### What needs to be done
Can you restate the records below word for word?

### Provided records
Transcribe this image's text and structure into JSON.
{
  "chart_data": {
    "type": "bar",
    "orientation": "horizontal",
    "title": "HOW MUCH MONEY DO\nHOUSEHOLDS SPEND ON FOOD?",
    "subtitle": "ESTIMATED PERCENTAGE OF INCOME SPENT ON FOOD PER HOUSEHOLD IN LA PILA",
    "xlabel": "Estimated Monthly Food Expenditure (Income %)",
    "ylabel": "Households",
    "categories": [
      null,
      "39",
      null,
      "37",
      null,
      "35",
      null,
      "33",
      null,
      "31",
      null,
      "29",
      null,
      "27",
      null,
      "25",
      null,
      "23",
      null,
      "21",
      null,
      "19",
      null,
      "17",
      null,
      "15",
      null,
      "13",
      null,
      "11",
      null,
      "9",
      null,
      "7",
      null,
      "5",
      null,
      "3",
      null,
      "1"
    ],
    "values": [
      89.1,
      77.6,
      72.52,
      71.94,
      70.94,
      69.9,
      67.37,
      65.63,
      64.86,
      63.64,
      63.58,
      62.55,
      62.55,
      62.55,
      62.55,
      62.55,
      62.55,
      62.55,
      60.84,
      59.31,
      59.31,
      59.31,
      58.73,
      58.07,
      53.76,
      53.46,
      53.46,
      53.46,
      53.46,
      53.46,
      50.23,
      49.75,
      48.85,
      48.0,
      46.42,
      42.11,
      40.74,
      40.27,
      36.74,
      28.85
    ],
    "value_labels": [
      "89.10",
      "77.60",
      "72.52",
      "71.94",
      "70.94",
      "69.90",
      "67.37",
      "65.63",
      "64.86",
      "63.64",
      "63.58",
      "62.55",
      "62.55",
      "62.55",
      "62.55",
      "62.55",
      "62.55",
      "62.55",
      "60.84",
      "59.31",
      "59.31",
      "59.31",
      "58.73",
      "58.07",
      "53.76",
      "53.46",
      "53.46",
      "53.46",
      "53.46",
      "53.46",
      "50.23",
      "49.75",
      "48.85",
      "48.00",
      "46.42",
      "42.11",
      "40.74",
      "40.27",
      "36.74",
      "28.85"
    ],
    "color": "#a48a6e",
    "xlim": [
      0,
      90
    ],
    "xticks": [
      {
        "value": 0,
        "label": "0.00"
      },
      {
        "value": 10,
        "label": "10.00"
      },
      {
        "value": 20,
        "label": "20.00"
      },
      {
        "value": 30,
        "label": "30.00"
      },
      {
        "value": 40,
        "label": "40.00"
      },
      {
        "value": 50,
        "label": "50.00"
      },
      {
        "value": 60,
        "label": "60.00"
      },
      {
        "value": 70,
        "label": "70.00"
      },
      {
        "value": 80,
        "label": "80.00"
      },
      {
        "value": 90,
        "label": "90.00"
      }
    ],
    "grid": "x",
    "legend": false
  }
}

### Solution for this task
Transcribe this image's text and structure into JSON.
{
  "chart_data": {
    "type": "bar",
    "orientation": "horizontal",
    "title": "HOW MUCH MONEY DO\nHOUSEHOLDS SPEND ON FOOD?",
    "subtitle": "ESTIMATED PERCENTAGE OF INCOME SPENT ON FOOD PER HOUSEHOLD IN LA PILA",
    "xlabel": "Estimated Monthly Food Expenditure (Income %)",
    "ylabel": "Households",
    "categories": [
      null,
      "39",
      null,
      "37",
      null,
      "35",
      null,
      "33",
      null,
      "31",
      null,
      "29",
      null,
      "27",
      null,
      "25",
      null,
      "23",
      null,
      "21",
      null,
      "19",
      null,
      "17",
      null,
      "15",
      null,
      "13",
      null,
      "11",
      null,
      "9",
      null,
      "7",
      null,
      "5",
      null,
      "3",
      null,
      "1"
    ],
    "values": [
      89.1,
      77.6,
      72.52,
      71.94,
      70.94,
      69.9,
      67.37,
      65.63,
      64.86,
      63.64,
      63.58,
      62.55,
      62.55,
      62.55,
      62.55,
      62.55,
      62.55,
      62.55,
      60.84,
      59.31,
      59.31,
      59.31,
      58.73,
      58.07,
      53.76,
      53.46,
      53.46,
      53.46,
      53.46,
      53.46,
      50.23,
      49.75,
      48.85,
      48.0,
      46.42,
      42.11,
      40.74,
      40.27,
      36.74,
      28.85
    ],
    "value_labels": [
      "89.10",
      "77.60",
      "72.52",
      "71.94",
      "70.94",
      "69.90",
      "67.37",
      "65.63",
      "64.86",
      "63.64",
      "63.58",
      "62.55",
      "62.55",
      "62.55",
      "62.55",
      "62.55",
      "62.55",
      "62.55",
      "60.84",
      "59.31",
      "59.31",
      "59.31",
      "58.73",
      "58.07",
      "53.76",
      "53.46",
      "53.46",
      "53.46",
      "53.46",
      "53.46",
      "50.23",
      "49.75",
      "48.85",
      "48.00",
      "46.42",
      "42.11",
      "40.74",
      "40.27",
      "36.74",
      "28.85"
    ],
    "color": "#a48a6e",
    "xlim": [
      0,
      90
    ],
    "xticks": [
      {
        "value": 0,
        "label": "0.00"
      },
      {
        "value": 10,
        "label": "10.00"
      },
      {
        "value": 20,
        "label": "20.00"
      },
      {
        "value": 30,
        "label": "30.00"
      },
      {
        "value": 40,
        "label": "40.00"
      },
      {
        "value": 50,
        "label": "50.00"
      },
      {
        "value": 60,
        "label": "60.00"
      },
      {
        "value": 70,
        "label": "70.00"
      },
      {
        "value": 80,
        "label": "80.00"
      },
      {
        "value": 90,
        "label": "90.00"
      }
    ],
    "grid": "x",
    "legend": false
  }
}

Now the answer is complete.